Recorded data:

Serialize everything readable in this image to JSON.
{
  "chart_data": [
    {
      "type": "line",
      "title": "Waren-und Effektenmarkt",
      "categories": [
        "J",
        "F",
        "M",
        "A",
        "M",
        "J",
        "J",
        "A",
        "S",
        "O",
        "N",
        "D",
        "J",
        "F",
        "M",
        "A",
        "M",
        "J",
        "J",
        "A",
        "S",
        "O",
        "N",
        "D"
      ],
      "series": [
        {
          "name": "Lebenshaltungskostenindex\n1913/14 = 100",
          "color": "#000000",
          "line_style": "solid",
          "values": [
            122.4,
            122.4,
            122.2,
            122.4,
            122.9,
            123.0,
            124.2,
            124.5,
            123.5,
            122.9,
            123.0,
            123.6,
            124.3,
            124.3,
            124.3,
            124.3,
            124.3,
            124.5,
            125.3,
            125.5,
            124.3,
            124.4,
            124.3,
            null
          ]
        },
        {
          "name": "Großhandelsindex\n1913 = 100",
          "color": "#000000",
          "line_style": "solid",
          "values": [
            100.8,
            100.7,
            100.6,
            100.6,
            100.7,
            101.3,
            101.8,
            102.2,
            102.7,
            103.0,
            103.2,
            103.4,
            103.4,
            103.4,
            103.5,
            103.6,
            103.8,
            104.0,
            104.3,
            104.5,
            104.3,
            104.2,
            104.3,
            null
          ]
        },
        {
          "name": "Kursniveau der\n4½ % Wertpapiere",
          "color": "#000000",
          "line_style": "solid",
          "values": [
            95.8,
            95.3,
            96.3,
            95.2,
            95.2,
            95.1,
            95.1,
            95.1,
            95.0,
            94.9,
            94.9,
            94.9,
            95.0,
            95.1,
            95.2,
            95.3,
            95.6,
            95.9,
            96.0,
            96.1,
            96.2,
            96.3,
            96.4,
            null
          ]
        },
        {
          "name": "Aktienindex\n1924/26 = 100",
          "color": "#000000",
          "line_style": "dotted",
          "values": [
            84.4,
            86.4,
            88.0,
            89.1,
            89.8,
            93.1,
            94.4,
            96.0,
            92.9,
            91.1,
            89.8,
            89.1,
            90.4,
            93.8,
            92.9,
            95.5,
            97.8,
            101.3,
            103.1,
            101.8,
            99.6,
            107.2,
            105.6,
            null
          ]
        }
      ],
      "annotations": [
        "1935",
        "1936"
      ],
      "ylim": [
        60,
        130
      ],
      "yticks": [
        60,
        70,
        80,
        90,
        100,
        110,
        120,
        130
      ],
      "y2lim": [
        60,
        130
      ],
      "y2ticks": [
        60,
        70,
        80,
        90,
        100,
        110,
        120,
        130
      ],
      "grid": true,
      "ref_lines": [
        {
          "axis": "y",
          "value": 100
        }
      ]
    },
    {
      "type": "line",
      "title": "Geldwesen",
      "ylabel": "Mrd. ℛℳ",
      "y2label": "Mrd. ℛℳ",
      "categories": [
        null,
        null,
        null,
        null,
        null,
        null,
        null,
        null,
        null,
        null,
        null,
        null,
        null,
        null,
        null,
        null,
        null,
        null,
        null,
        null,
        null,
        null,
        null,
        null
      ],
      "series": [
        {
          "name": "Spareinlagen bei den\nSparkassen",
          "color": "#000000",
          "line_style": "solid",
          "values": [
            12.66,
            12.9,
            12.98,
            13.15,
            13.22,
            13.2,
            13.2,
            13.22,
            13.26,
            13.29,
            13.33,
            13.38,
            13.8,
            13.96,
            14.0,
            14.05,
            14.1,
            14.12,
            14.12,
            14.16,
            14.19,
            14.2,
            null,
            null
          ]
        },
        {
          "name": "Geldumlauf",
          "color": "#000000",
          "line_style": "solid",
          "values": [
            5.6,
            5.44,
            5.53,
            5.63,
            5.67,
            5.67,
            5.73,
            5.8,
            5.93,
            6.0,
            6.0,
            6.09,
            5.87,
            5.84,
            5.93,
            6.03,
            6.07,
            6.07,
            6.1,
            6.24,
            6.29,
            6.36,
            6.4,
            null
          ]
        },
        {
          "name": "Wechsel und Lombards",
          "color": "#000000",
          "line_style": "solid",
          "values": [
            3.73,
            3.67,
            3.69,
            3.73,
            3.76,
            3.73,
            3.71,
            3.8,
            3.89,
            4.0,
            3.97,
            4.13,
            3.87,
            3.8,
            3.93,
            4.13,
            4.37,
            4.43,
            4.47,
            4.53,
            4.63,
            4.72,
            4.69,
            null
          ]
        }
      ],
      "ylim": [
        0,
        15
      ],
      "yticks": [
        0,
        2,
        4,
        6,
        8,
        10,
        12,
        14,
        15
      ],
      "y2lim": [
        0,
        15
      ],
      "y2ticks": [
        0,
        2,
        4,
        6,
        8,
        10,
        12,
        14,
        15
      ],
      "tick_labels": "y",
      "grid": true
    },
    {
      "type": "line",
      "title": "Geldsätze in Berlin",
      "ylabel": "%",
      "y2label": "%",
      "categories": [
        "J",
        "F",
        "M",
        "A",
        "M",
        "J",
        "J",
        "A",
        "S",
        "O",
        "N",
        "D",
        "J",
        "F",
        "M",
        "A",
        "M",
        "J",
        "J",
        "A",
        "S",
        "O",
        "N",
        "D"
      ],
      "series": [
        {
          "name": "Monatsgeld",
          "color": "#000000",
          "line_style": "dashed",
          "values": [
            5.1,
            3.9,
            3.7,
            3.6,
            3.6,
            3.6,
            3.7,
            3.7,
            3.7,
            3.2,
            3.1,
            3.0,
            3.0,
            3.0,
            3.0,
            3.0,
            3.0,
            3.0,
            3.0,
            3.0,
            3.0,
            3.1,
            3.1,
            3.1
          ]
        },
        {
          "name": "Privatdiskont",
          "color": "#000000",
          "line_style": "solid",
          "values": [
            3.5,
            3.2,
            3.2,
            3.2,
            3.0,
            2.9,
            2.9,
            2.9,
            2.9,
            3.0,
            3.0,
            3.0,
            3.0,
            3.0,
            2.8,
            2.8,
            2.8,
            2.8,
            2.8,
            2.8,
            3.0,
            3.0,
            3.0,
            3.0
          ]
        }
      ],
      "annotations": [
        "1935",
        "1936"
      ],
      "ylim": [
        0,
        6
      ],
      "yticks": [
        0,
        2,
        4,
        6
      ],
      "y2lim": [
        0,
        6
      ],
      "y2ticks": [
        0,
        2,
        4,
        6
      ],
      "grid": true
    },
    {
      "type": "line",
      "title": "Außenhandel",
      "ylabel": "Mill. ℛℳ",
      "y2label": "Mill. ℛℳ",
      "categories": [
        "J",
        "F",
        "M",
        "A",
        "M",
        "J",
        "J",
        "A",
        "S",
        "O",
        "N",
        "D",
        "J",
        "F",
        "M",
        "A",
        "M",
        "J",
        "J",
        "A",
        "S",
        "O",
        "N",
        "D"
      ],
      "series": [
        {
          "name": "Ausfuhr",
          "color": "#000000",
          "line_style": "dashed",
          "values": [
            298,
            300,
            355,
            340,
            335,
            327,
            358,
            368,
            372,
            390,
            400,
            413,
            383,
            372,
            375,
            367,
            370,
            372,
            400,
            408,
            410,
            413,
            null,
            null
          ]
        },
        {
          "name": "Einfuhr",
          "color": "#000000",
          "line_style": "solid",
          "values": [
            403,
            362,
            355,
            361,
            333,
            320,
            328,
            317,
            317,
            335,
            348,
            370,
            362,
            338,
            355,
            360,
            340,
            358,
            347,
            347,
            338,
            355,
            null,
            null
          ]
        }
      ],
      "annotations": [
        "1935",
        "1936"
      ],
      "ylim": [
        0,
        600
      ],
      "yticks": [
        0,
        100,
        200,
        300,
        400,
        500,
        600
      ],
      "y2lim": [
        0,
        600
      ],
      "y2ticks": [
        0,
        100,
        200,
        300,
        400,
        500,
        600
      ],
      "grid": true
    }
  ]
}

• [Written instruction]: Only the number is wanted: how many lines in the entries above contain the string "name"?

• [Task solution]: 11